> _THE EXERCISE_
Write out all of the records precisely. Skip anything that is a picture.
───── ENTRIES PROVIDED ─────
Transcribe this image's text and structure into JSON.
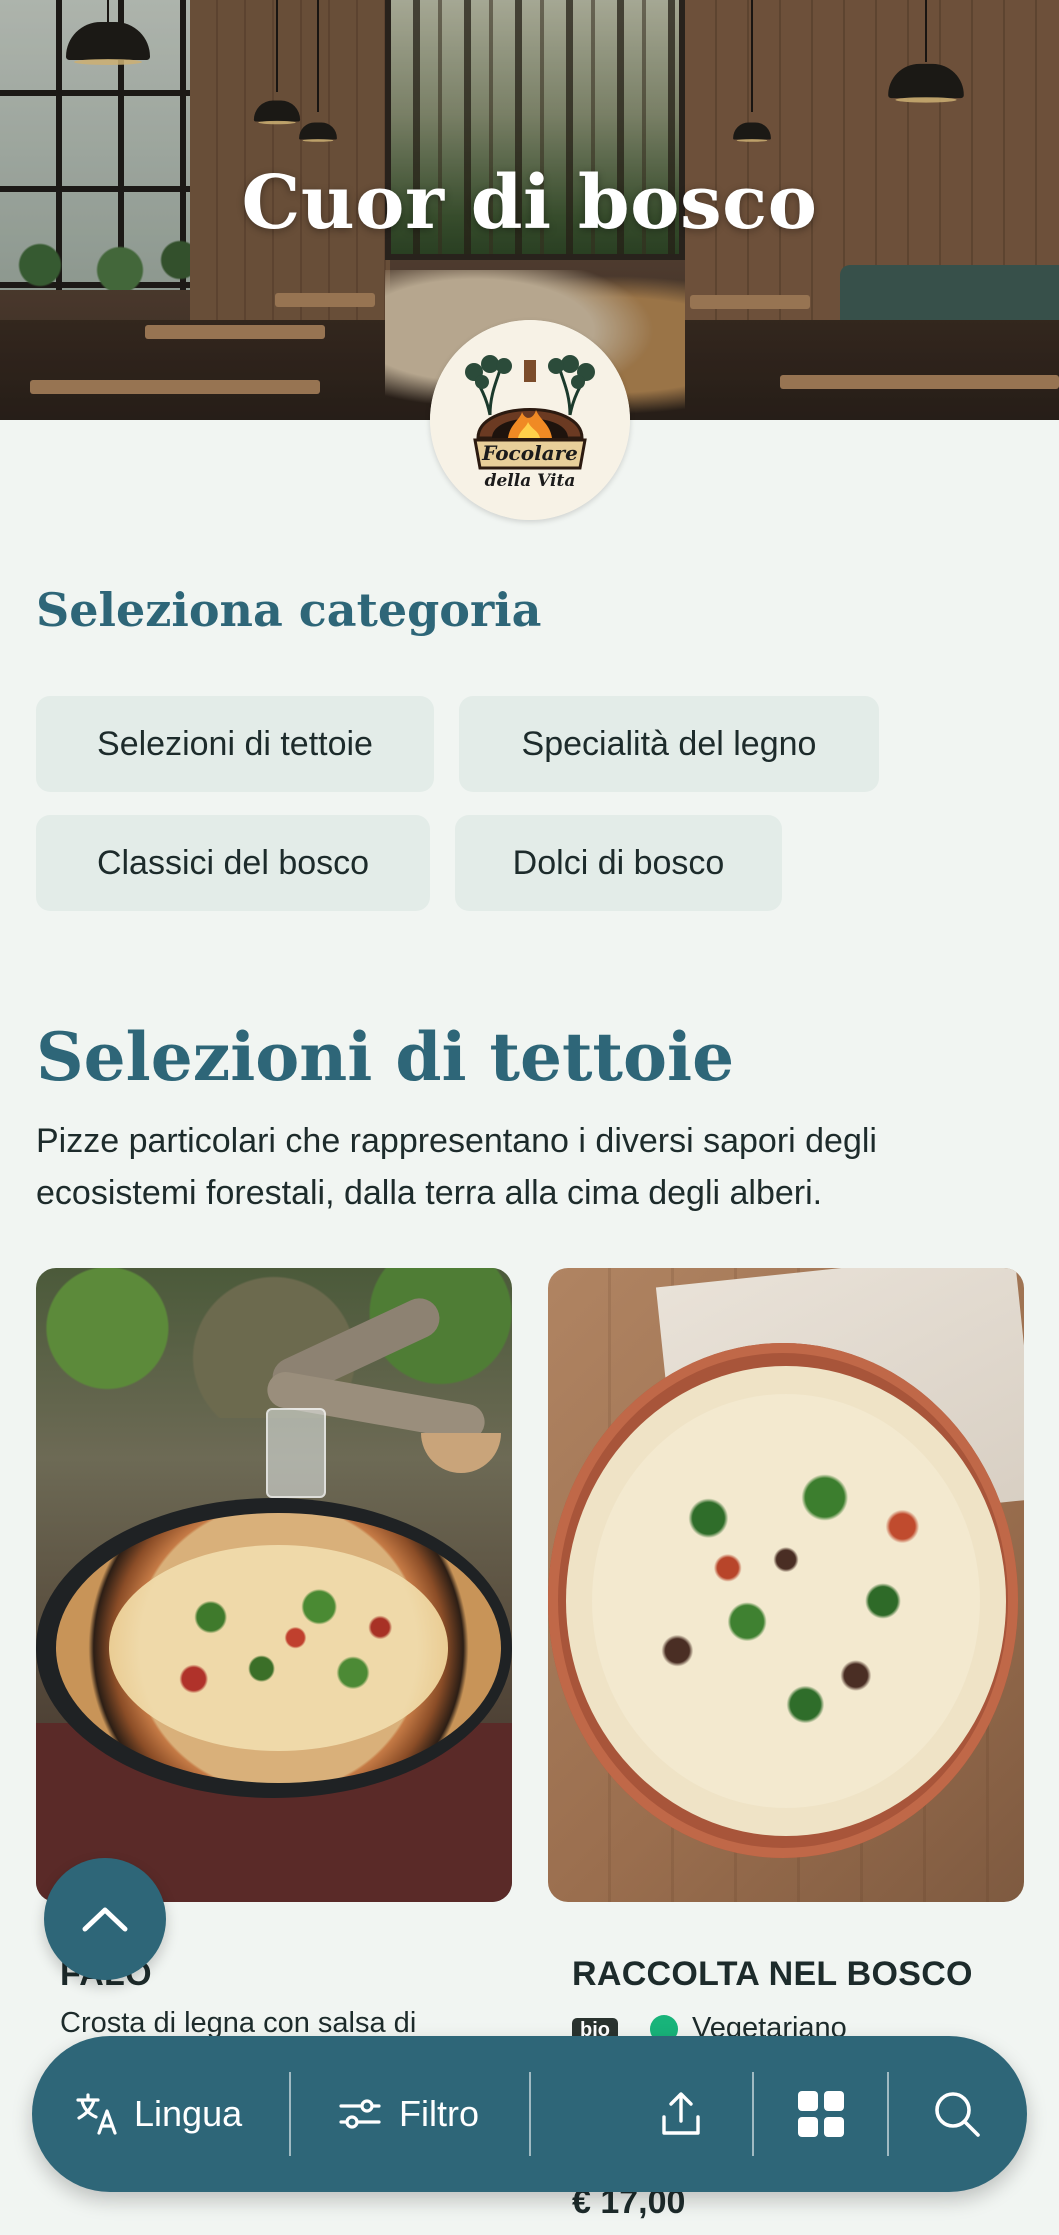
{
  "hero": {
    "title": "Cuor di bosco",
    "logo_text": [
      "Focolare",
      "della Vita"
    ]
  },
  "category_section": {
    "heading": "Seleziona categoria",
    "chips": [
      "Selezioni di tettoie",
      "Specialità del legno",
      "Classici del bosco",
      "Dolci di bosco"
    ]
  },
  "section": {
    "title": "Selezioni di tettoie",
    "description": "Pizze particolari che rappresentano i diversi sapori degli ecosistemi forestali, dalla terra alla cima degli alberi."
  },
  "products": [
    {
      "name": "FALÒ",
      "description": "Crosta di legna con salsa di",
      "image": "skillet-pizza-photo"
    },
    {
      "name": "RACCOLTA NEL BOSCO",
      "badge": "bio",
      "tag": "Vegetariano",
      "price": "€ 17,00",
      "image": "wild-greens-pizza-photo"
    }
  ],
  "bottom_bar": {
    "language_label": "Lingua",
    "filter_label": "Filtro",
    "icons": [
      "translate-icon",
      "filter-icon",
      "share-icon",
      "grid-icon",
      "search-icon"
    ]
  },
  "colors": {
    "primary": "#2e6678",
    "background": "#f1f5f2",
    "chip": "#e3ece8",
    "text": "#1d2b2b",
    "veg": "#18b47a"
  }
}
─────
> _ANSWER BELOW_
Transcribe this image's text and structure into JSON.
{
  "hero": {
    "title": "Cuor di bosco",
    "logo_text": [
      "Focolare",
      "della Vita"
    ]
  },
  "category_section": {
    "heading": "Seleziona categoria",
    "chips": [
      "Selezioni di tettoie",
      "Specialità del legno",
      "Classici del bosco",
      "Dolci di bosco"
    ]
  },
  "section": {
    "title": "Selezioni di tettoie",
    "description": "Pizze particolari che rappresentano i diversi sapori degli ecosistemi forestali, dalla terra alla cima degli alberi."
  },
  "products": [
    {
      "name": "FALÒ",
      "description": "Crosta di legna con salsa di",
      "image": "skillet-pizza-photo"
    },
    {
      "name": "RACCOLTA NEL BOSCO",
      "badge": "bio",
      "tag": "Vegetariano",
      "price": "€ 17,00",
      "image": "wild-greens-pizza-photo"
    }
  ],
  "bottom_bar": {
    "language_label": "Lingua",
    "filter_label": "Filtro",
    "icons": [
      "translate-icon",
      "filter-icon",
      "share-icon",
      "grid-icon",
      "search-icon"
    ]
  },
  "colors": {
    "primary": "#2e6678",
    "background": "#f1f5f2",
    "chip": "#e3ece8",
    "text": "#1d2b2b",
    "veg": "#18b47a"
  }
}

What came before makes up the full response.